> Problem description: Pull out all lines from the listing below in which the word "ditemukan" appears.

> Raw data:
>> BEGIN
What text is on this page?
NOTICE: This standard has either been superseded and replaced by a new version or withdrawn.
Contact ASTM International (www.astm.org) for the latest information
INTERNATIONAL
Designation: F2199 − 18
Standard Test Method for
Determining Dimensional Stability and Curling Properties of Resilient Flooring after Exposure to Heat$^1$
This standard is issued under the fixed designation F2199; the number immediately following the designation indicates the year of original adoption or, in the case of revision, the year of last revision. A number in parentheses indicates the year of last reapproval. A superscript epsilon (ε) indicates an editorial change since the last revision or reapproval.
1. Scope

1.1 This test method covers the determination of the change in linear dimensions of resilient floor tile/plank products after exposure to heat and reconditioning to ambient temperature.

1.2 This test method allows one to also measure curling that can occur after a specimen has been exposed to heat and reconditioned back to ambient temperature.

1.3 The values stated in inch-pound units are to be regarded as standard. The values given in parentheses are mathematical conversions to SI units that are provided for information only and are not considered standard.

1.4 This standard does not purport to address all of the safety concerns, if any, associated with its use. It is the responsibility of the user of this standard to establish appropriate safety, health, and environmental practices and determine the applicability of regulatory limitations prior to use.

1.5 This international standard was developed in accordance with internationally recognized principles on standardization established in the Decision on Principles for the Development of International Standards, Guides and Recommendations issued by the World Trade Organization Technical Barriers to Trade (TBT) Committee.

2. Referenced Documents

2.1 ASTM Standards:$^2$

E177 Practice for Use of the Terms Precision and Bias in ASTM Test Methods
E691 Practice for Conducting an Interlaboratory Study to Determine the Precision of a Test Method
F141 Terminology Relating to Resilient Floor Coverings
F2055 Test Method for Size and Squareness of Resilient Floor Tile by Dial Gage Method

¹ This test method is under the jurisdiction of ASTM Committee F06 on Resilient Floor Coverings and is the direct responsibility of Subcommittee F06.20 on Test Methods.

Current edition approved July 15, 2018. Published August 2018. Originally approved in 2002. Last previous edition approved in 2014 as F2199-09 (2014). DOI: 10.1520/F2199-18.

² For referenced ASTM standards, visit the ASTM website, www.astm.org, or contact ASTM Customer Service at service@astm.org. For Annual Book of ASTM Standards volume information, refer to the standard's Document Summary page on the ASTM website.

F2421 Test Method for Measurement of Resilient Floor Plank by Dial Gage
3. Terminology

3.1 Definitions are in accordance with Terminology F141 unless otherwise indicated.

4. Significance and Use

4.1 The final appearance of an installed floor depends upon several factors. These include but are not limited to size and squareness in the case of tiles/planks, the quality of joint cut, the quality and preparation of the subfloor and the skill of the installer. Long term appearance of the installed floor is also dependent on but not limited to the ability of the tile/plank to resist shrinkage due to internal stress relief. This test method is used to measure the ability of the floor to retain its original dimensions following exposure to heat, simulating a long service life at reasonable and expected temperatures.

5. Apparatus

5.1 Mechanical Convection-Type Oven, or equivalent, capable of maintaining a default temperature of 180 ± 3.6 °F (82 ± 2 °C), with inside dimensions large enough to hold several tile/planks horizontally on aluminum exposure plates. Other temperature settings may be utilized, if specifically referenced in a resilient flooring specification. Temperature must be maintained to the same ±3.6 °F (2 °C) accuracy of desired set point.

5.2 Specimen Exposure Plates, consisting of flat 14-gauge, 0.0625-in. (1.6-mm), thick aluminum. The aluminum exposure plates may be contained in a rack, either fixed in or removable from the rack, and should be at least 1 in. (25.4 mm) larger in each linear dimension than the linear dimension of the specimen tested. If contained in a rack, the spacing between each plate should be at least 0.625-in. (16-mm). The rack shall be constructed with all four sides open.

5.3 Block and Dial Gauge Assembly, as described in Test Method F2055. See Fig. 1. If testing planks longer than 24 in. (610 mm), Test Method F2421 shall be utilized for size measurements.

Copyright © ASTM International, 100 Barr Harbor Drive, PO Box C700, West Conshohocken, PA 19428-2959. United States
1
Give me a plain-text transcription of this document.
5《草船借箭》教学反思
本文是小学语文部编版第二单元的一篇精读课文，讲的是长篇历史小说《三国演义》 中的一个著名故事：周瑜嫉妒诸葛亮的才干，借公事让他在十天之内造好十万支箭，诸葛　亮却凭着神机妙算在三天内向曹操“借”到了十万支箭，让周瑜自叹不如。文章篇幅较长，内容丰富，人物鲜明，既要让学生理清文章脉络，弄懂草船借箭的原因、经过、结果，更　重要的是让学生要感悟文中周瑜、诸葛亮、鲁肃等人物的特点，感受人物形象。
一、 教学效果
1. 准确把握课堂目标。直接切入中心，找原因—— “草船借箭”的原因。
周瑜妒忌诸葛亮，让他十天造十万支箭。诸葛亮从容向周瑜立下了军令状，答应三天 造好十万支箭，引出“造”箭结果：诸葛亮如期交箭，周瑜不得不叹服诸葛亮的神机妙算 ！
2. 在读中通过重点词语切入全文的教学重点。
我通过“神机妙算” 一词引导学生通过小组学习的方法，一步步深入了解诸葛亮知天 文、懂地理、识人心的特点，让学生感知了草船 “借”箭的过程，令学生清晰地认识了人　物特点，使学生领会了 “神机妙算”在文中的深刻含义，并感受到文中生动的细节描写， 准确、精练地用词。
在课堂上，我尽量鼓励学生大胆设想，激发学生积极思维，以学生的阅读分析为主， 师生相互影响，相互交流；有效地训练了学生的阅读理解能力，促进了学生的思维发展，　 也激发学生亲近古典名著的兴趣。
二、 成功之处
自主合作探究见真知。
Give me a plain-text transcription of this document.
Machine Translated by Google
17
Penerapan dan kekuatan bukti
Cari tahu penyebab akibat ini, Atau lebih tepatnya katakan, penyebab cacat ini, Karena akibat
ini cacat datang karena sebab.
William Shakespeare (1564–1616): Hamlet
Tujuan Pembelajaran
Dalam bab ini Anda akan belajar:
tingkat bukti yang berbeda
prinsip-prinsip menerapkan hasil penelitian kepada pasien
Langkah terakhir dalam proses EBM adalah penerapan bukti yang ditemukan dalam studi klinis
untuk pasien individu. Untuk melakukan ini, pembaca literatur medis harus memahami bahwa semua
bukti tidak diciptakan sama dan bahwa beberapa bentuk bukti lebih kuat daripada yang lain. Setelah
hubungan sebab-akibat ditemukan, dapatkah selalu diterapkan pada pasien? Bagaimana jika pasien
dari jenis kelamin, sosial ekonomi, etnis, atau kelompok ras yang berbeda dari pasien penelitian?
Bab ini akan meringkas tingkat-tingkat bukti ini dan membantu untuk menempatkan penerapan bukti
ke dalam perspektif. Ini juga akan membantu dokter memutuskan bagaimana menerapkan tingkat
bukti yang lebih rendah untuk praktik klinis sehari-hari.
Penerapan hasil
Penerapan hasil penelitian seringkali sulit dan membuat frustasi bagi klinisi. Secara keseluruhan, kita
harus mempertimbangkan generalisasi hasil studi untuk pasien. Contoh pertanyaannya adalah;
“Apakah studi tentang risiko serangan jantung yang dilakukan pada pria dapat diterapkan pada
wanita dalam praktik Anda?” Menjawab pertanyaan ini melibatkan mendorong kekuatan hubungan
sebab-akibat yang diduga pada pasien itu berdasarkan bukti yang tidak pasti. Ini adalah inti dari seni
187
>> END
> Written solution:
Langkah terakhir dalam proses EBM adalah penerapan bukti yang ditemukan dalam studi klinis
hubungan sebab-akibat ditemukan, dapatkah selalu diterapkan pada pasien? Bagaimana jika pasien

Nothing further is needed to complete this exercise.